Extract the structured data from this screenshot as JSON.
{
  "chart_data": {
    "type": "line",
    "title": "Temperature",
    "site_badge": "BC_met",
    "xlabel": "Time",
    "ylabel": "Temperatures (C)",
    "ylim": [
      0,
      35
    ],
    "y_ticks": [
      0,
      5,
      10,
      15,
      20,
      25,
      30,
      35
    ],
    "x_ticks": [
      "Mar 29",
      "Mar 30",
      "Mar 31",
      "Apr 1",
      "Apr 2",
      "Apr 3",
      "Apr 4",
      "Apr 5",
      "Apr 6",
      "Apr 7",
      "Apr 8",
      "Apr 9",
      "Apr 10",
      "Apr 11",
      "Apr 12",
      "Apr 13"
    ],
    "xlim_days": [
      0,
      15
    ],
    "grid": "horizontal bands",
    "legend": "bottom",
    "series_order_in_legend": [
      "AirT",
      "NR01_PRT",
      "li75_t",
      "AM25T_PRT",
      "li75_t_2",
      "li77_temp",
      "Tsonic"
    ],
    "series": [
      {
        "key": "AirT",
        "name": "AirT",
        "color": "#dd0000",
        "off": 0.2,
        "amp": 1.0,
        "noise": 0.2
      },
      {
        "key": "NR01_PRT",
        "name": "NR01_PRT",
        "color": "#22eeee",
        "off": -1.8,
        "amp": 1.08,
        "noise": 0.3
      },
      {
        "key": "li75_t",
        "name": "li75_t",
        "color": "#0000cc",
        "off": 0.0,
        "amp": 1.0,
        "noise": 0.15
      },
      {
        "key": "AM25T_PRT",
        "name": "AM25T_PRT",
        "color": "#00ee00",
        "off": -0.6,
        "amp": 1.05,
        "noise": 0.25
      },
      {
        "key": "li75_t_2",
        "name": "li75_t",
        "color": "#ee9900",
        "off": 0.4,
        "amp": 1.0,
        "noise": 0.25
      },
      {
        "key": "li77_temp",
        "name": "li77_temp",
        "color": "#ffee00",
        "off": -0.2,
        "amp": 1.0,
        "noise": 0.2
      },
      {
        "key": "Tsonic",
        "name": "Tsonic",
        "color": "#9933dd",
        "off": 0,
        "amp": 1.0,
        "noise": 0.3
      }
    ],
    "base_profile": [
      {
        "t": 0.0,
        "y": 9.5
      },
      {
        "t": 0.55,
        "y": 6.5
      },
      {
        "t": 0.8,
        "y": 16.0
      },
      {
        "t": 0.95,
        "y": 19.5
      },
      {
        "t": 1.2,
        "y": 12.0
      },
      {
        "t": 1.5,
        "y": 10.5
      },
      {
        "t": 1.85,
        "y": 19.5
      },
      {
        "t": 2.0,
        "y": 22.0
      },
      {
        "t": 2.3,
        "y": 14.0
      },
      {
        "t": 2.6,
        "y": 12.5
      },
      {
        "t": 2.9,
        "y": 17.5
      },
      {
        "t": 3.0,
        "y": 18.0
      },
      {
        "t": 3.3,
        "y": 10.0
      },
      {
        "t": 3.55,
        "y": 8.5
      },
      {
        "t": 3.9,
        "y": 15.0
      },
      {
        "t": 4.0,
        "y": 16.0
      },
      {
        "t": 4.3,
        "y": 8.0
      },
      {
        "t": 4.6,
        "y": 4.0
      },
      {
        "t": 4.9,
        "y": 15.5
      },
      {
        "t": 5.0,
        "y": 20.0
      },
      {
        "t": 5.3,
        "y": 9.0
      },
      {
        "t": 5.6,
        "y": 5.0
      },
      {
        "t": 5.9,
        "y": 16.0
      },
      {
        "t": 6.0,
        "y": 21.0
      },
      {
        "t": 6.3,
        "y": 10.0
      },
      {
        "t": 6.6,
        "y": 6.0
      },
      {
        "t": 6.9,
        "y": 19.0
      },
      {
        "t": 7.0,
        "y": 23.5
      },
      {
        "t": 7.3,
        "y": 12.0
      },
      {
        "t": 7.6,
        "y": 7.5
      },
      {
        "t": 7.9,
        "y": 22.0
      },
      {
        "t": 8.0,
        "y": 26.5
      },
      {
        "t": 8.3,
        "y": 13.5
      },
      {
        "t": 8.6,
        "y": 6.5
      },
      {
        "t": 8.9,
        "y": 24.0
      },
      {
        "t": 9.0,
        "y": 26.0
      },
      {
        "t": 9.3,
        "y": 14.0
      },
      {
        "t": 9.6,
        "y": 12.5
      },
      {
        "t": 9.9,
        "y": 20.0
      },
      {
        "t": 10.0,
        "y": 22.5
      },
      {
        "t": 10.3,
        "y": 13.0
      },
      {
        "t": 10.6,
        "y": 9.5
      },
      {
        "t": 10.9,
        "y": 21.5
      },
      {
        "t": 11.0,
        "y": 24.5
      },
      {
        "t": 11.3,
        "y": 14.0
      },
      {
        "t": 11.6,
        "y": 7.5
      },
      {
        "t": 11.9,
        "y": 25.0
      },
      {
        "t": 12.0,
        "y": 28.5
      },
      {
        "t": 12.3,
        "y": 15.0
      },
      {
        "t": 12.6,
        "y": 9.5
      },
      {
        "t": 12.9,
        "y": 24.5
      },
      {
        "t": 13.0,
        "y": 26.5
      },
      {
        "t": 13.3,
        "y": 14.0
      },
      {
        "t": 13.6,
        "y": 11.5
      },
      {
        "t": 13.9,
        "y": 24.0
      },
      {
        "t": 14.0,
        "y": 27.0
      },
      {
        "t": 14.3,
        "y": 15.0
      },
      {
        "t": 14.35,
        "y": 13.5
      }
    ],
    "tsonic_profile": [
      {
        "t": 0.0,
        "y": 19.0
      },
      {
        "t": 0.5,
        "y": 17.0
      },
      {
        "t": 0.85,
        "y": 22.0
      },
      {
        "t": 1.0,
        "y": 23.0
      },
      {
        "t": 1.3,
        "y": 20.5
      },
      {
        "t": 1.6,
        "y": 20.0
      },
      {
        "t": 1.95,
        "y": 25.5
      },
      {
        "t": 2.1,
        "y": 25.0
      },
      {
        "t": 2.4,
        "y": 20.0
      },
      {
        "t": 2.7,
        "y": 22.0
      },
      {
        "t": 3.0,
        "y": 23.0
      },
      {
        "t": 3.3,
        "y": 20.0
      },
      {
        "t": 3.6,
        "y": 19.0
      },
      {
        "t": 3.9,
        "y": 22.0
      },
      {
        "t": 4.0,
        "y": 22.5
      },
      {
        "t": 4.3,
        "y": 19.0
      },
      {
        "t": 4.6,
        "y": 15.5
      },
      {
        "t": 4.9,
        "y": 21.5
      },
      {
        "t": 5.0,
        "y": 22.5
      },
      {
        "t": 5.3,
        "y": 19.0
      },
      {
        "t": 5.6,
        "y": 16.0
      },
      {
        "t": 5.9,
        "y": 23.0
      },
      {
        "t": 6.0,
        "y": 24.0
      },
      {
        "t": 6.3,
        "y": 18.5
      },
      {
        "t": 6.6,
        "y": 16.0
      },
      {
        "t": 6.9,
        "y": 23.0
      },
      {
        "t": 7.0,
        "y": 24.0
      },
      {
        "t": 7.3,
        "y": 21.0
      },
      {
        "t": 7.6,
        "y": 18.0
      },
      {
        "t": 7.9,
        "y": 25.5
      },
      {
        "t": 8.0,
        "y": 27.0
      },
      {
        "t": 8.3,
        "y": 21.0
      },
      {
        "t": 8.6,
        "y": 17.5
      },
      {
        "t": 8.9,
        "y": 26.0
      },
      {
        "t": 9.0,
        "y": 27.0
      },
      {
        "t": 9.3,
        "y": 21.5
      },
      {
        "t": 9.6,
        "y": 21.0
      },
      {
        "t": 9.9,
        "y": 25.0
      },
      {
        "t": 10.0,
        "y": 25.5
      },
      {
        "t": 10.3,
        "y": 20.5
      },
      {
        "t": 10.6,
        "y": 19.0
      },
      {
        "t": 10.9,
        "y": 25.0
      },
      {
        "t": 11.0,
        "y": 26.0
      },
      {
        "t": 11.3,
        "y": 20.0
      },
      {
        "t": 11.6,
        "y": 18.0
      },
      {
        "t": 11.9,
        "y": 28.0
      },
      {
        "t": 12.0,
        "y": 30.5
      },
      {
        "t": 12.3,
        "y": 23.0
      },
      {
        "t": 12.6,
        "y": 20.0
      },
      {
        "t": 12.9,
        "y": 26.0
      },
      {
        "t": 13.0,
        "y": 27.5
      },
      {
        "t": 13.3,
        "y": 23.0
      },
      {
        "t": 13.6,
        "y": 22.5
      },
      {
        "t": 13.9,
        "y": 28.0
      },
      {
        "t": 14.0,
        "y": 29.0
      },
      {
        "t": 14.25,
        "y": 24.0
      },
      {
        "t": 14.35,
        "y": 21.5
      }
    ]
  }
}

* * * * * * * * *

> Problem to work on:
Go through the records and show every line with the string "color" in it.

> Solution below:
        "color": "#dd0000",
        "color": "#22eeee",
        "color": "#0000cc",
        "color": "#00ee00",
        "color": "#ee9900",
        "color": "#ffee00",
        "color": "#9933dd",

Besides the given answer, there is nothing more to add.